### What is needed
Report every line below that holds the word "xlabel".
>>
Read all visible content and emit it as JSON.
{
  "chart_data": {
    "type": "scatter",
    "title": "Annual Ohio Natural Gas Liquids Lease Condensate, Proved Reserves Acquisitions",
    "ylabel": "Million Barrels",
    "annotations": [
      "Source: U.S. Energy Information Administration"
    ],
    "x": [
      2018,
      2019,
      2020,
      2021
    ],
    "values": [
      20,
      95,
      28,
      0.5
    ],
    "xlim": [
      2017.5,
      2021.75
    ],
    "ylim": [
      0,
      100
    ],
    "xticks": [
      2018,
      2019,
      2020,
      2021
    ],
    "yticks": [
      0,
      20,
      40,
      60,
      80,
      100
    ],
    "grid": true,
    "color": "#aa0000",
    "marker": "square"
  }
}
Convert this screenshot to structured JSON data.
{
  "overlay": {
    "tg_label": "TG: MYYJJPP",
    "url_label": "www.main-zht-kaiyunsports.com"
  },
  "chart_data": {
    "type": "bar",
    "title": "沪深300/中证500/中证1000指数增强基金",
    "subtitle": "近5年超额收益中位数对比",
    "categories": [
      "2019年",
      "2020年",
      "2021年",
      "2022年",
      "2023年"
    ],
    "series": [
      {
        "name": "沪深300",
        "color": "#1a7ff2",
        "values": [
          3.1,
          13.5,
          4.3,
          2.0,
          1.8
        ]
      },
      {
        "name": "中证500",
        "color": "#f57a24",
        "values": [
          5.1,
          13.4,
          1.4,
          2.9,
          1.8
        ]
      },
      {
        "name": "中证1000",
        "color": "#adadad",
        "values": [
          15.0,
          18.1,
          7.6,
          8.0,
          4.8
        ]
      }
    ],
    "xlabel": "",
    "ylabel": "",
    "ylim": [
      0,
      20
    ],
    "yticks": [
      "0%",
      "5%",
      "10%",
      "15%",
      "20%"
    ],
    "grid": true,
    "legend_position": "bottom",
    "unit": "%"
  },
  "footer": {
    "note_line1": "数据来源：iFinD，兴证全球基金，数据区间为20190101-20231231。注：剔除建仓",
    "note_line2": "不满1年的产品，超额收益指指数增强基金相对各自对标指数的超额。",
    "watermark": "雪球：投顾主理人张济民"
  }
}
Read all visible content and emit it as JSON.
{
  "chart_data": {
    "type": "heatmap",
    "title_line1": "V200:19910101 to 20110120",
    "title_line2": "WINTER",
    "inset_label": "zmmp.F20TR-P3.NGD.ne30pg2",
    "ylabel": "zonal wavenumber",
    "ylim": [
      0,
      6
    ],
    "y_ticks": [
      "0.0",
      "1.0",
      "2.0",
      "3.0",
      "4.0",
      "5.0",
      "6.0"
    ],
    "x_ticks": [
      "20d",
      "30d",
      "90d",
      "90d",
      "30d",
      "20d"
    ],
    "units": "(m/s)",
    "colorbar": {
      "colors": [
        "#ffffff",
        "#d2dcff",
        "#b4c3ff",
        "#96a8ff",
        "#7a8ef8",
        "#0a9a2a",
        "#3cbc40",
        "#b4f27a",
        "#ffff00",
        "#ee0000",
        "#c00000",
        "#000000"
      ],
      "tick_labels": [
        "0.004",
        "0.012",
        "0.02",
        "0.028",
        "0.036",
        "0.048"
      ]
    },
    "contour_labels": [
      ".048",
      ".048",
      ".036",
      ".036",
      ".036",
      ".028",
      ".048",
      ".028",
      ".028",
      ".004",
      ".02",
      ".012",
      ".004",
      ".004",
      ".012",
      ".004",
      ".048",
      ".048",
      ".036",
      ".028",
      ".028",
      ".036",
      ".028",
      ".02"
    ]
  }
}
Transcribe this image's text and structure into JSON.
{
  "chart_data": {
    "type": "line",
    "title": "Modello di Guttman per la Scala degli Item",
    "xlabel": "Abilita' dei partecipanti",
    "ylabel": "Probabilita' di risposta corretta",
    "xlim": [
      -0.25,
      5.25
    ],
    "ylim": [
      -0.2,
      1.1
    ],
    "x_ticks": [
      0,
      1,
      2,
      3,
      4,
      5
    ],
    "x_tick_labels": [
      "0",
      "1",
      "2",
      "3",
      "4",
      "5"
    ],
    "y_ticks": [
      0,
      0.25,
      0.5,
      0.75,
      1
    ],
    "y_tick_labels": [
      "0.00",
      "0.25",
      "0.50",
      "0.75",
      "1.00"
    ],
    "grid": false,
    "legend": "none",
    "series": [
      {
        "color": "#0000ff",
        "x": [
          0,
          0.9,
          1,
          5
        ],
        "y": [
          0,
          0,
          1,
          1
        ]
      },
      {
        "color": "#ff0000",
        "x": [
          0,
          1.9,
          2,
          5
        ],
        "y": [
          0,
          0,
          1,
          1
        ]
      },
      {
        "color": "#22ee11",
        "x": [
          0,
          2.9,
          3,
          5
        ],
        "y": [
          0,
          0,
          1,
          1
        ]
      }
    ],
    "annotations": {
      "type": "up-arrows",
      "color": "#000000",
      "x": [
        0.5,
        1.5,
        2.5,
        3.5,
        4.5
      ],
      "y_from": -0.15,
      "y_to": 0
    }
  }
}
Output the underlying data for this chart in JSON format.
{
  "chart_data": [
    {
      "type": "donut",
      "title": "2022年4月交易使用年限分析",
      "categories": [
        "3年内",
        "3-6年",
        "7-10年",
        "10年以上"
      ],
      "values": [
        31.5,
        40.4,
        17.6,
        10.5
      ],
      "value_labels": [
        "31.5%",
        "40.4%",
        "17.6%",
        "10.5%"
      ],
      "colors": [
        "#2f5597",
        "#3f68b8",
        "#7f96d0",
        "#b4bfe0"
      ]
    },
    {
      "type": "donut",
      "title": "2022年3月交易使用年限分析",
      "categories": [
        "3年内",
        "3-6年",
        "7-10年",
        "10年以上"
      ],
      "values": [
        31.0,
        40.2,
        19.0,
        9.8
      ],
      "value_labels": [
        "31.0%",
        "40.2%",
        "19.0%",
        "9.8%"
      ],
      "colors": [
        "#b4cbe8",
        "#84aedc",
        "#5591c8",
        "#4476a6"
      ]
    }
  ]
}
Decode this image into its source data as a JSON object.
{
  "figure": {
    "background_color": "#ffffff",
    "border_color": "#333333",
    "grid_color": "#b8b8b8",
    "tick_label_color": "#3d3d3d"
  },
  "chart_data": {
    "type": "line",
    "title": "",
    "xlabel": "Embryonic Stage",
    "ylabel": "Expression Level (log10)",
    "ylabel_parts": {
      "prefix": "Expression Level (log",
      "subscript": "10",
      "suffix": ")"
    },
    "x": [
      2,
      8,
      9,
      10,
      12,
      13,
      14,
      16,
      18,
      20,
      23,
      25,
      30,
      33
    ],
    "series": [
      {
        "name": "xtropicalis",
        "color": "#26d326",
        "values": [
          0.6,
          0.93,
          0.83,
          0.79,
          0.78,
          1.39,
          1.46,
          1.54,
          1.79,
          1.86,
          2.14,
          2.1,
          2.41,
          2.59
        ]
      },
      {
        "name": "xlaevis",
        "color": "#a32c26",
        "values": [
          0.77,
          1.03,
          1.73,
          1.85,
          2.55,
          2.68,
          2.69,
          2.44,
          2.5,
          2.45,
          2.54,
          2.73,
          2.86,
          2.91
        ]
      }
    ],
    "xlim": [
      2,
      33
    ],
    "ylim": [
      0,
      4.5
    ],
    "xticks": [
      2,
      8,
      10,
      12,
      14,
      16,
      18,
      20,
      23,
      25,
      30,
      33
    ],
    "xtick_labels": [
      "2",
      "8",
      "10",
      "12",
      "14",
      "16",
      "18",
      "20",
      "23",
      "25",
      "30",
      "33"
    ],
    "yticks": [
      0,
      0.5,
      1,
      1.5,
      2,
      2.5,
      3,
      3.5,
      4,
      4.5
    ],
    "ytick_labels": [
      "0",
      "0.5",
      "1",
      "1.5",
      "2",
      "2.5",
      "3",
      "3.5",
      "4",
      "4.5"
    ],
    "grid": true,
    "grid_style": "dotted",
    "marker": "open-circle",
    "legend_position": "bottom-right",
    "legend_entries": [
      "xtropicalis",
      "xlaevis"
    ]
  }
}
<<
### Complete response
    "xlabel": "",
    "xlabel": "Abilita' dei partecipanti",
    "xlabel": "Embryonic Stage",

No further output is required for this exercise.